# [Problem description]
Present each line of the entries below that holds the word "Assay".

# [Data in this exercise]
# # #
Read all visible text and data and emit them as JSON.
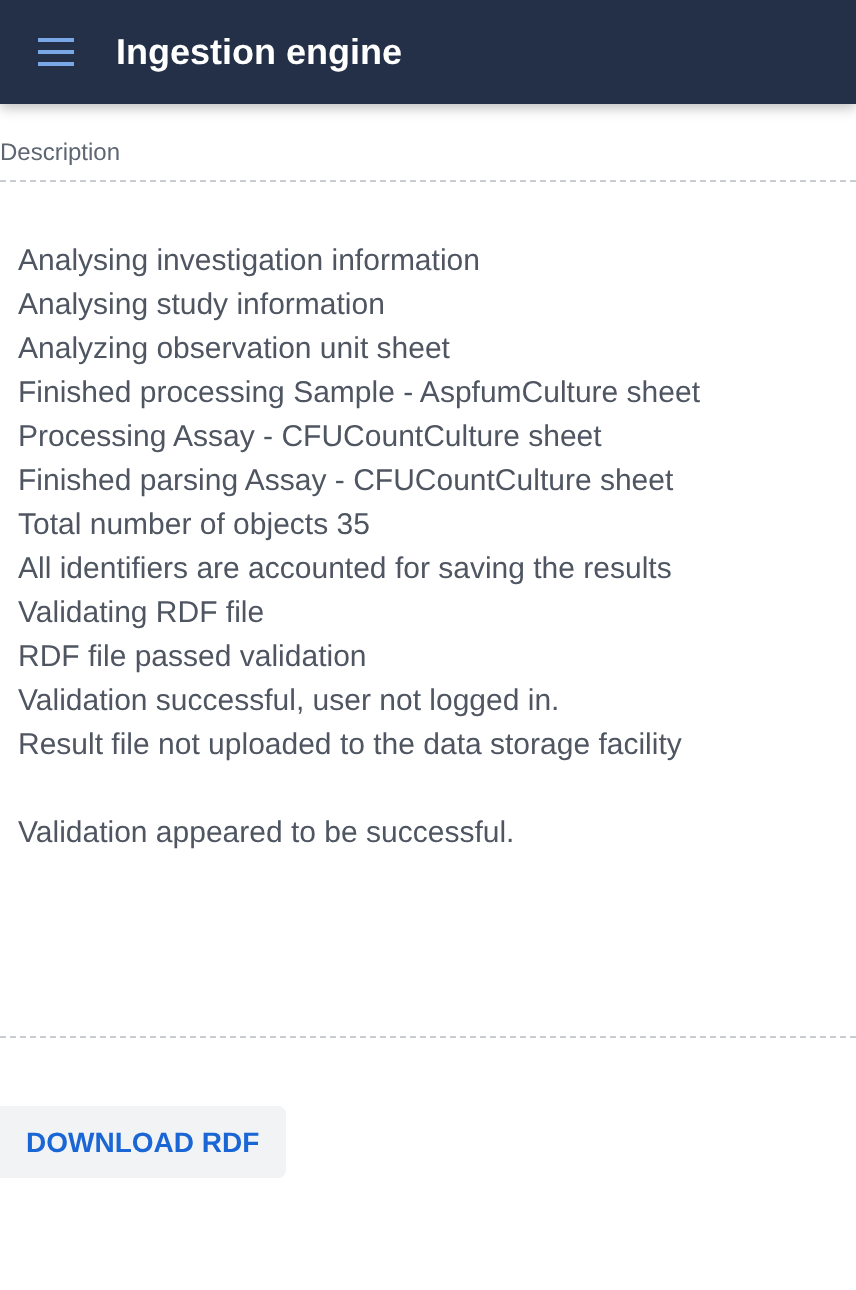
{
  "app_bar": {
    "title": "Ingestion engine"
  },
  "description": {
    "label": "Description",
    "log": [
      "Analysing investigation information",
      "Analysing study information",
      "Analyzing observation unit sheet",
      "Finished processing Sample - AspfumCulture sheet",
      "Processing Assay - CFUCountCulture sheet",
      "Finished parsing Assay - CFUCountCulture sheet",
      "Total number of objects 35",
      "All identifiers are accounted for saving the results",
      "Validating RDF file",
      "RDF file passed validation",
      "Validation successful, user not logged in.",
      "Result file not uploaded to the data storage facility"
    ],
    "result": "Validation appeared to be successful."
  },
  "buttons": [
    "DOWNLOAD RDF"
  ]
}
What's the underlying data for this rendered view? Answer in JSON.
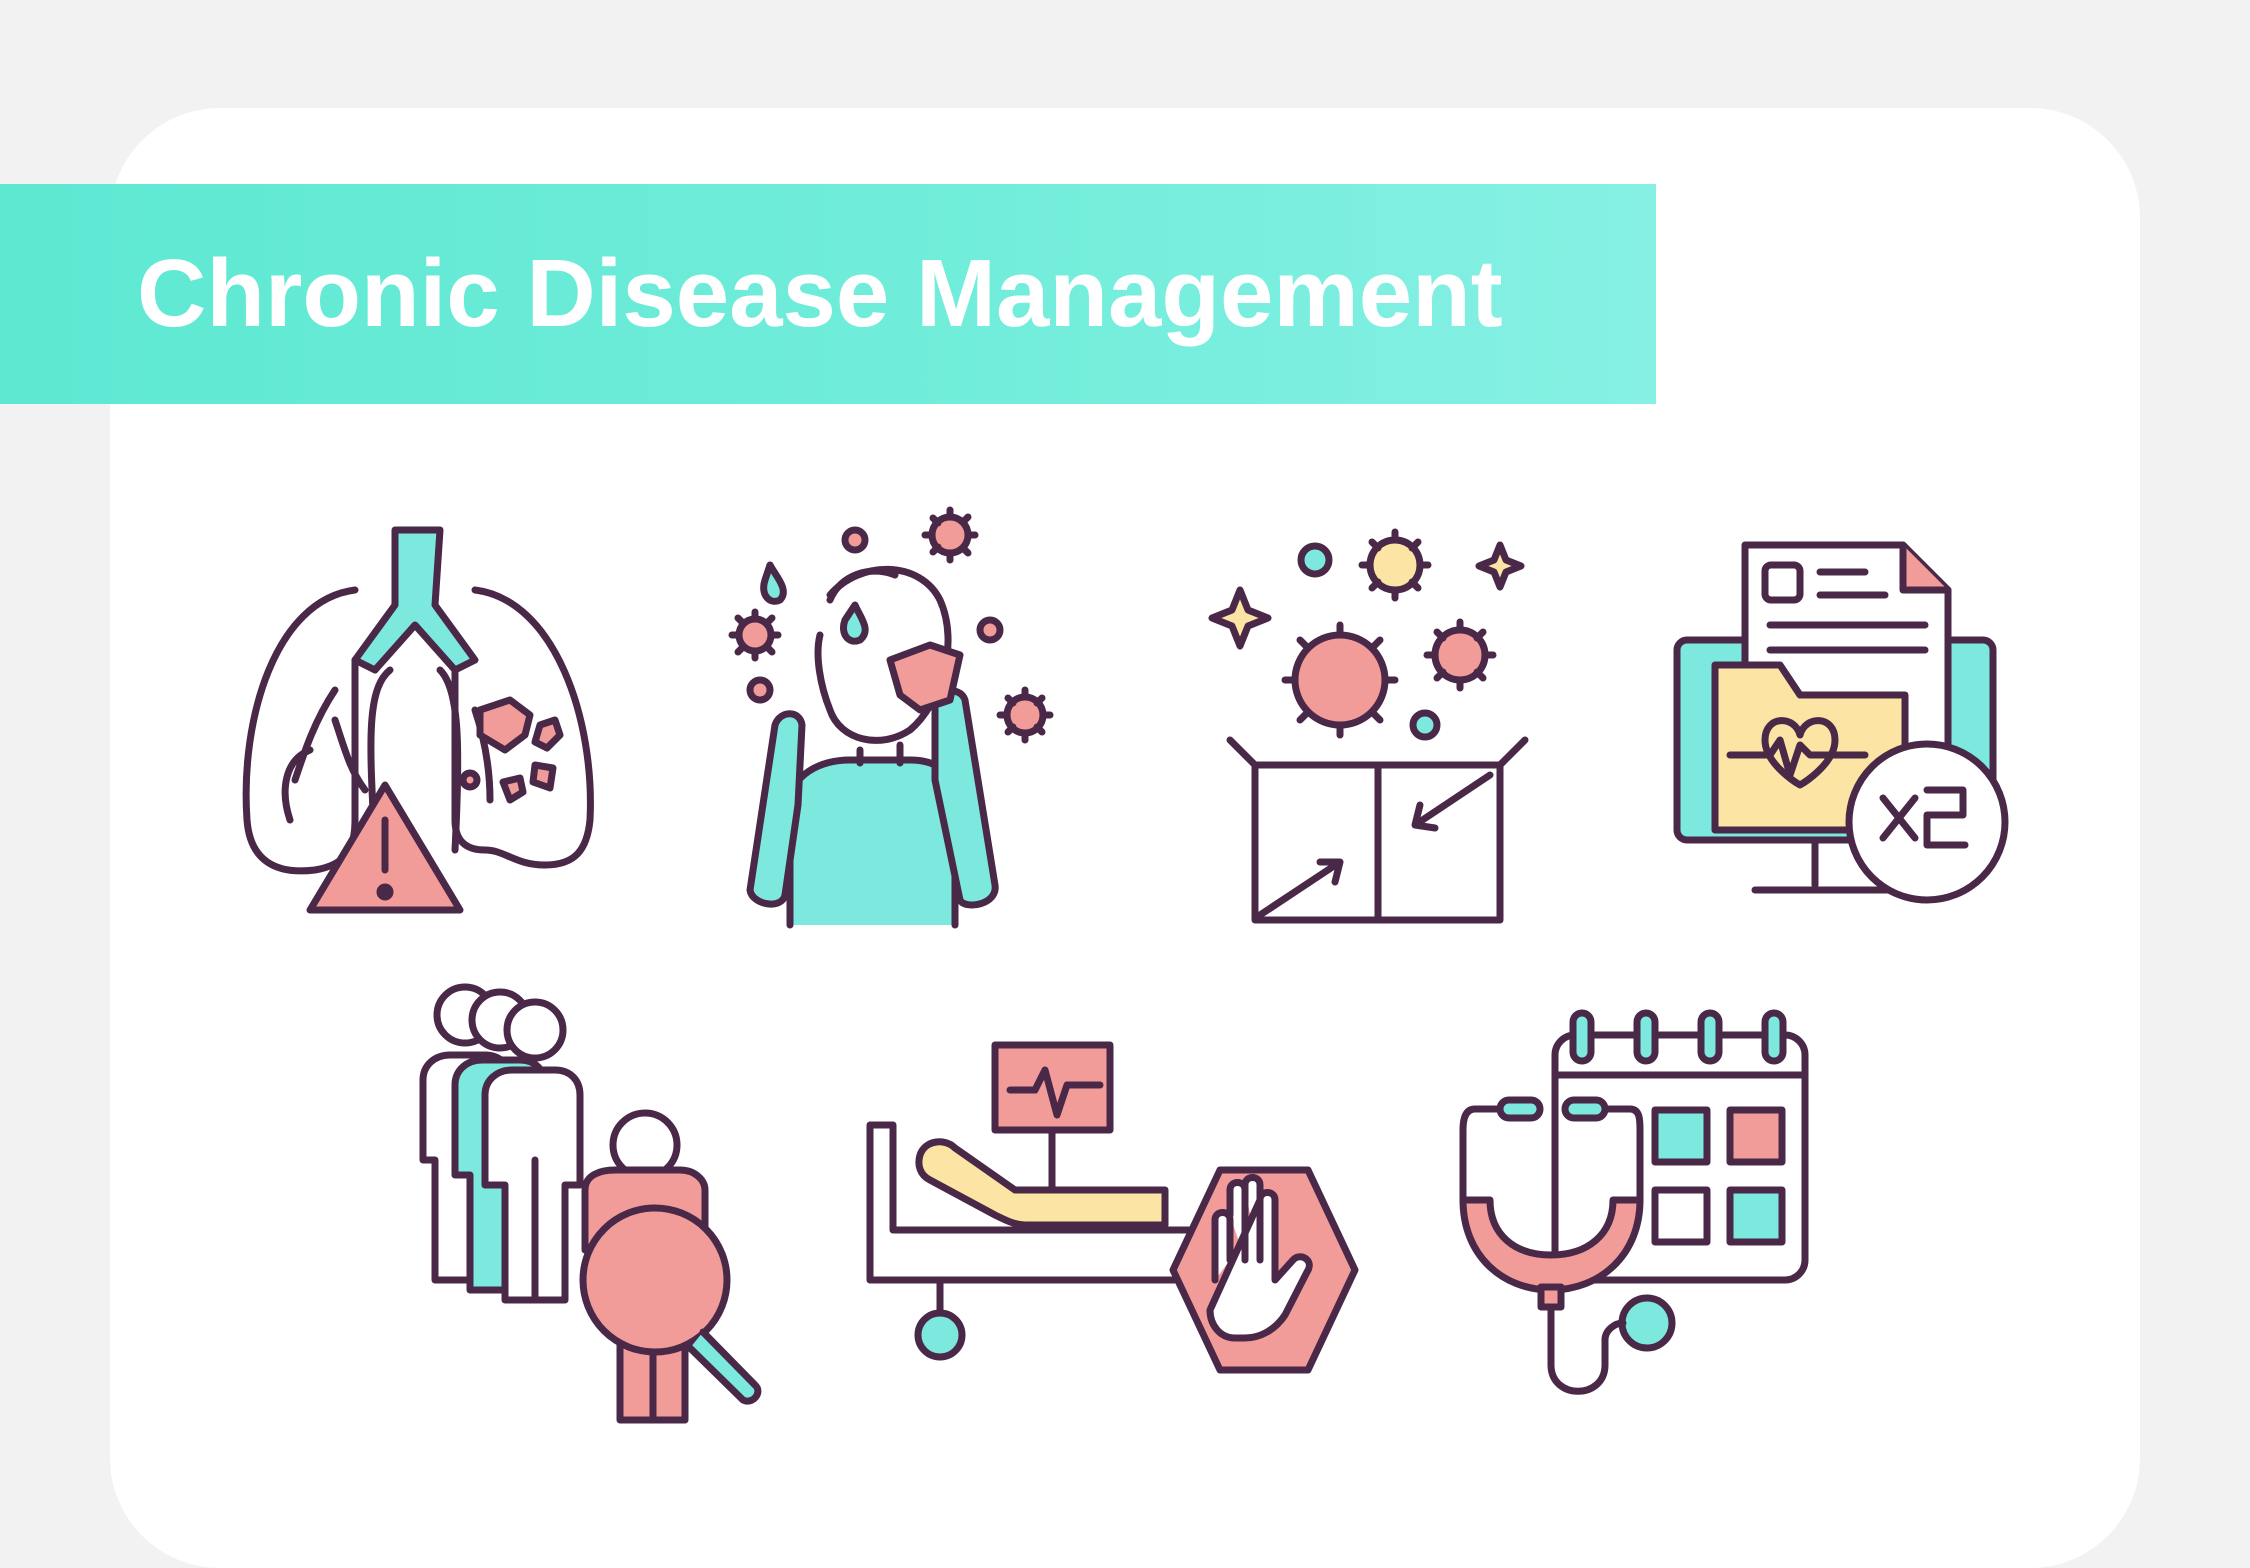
{
  "banner": {
    "title": "Chronic Disease Management"
  },
  "palette": {
    "outline": "#4a2848",
    "teal": "#7de8de",
    "pink": "#f29c9a",
    "yellow": "#fbe4a4",
    "banner_start": "#5de8d2",
    "banner_end": "#86f0e4",
    "card": "#ffffff",
    "background": "#f2f2f2"
  },
  "icons": [
    {
      "name": "lungs-warning-icon"
    },
    {
      "name": "person-crying-viruses-icon"
    },
    {
      "name": "box-viruses-icon"
    },
    {
      "name": "medical-records-monitor-icon"
    },
    {
      "name": "people-search-icon"
    },
    {
      "name": "hospital-bed-stop-icon"
    },
    {
      "name": "stethoscope-calendar-icon"
    }
  ],
  "multiplier_badge": "×2"
}
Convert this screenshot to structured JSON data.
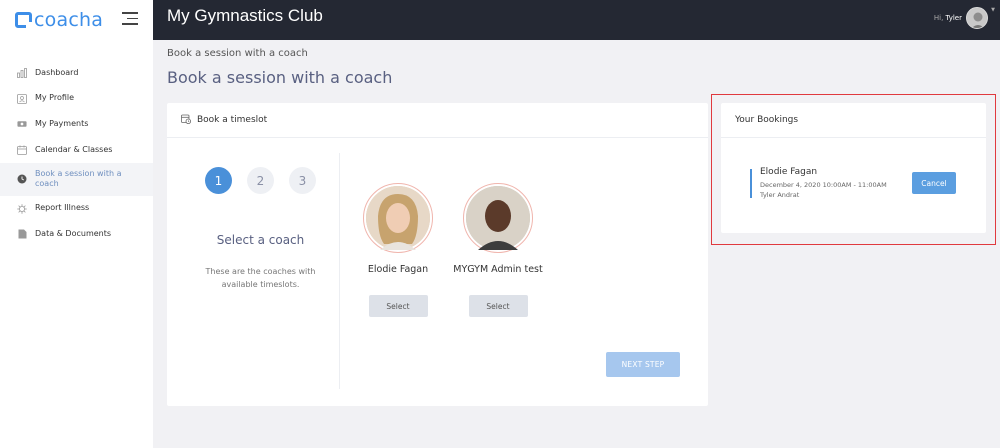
{
  "brand": {
    "name": "coacha",
    "color": "#3d8ee8"
  },
  "header": {
    "title": "My Gymnastics Club",
    "greeting_prefix": "Hi,",
    "user_name": "Tyler"
  },
  "sidebar": {
    "items": [
      {
        "label": "Dashboard",
        "icon": "chart-icon",
        "active": false
      },
      {
        "label": "My Profile",
        "icon": "profile-card-icon",
        "active": false
      },
      {
        "label": "My Payments",
        "icon": "money-icon",
        "active": false
      },
      {
        "label": "Calendar & Classes",
        "icon": "calendar-icon",
        "active": false
      },
      {
        "label": "Book a session with a coach",
        "icon": "clock-icon",
        "active": true
      },
      {
        "label": "Report Illness",
        "icon": "virus-icon",
        "active": false
      },
      {
        "label": "Data & Documents",
        "icon": "document-icon",
        "active": false
      }
    ]
  },
  "page": {
    "breadcrumb": "Book a session with a coach",
    "title": "Book a session with a coach"
  },
  "timeslot_card": {
    "title": "Book a timeslot",
    "steps": [
      "1",
      "2",
      "3"
    ],
    "active_step": 1,
    "step_title": "Select a coach",
    "step_desc": "These are the coaches with available timeslots.",
    "coaches": [
      {
        "name": "Elodie Fagan",
        "select_label": "Select"
      },
      {
        "name": "MYGYM Admin test",
        "select_label": "Select"
      }
    ],
    "next_label": "NEXT STEP"
  },
  "bookings_card": {
    "title": "Your Bookings",
    "items": [
      {
        "coach": "Elodie Fagan",
        "time": "December 4, 2020 10:00AM - 11:00AM",
        "person": "Tyler Andrat",
        "cancel_label": "Cancel"
      }
    ]
  },
  "colors": {
    "accent": "#4a90d9",
    "topbar": "#242833",
    "highlight": "#e0393e"
  }
}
# # #
# [The answer]
      "Processing Assay - CFUCountCulture sheet",
      "Finished parsing Assay - CFUCountCulture sheet",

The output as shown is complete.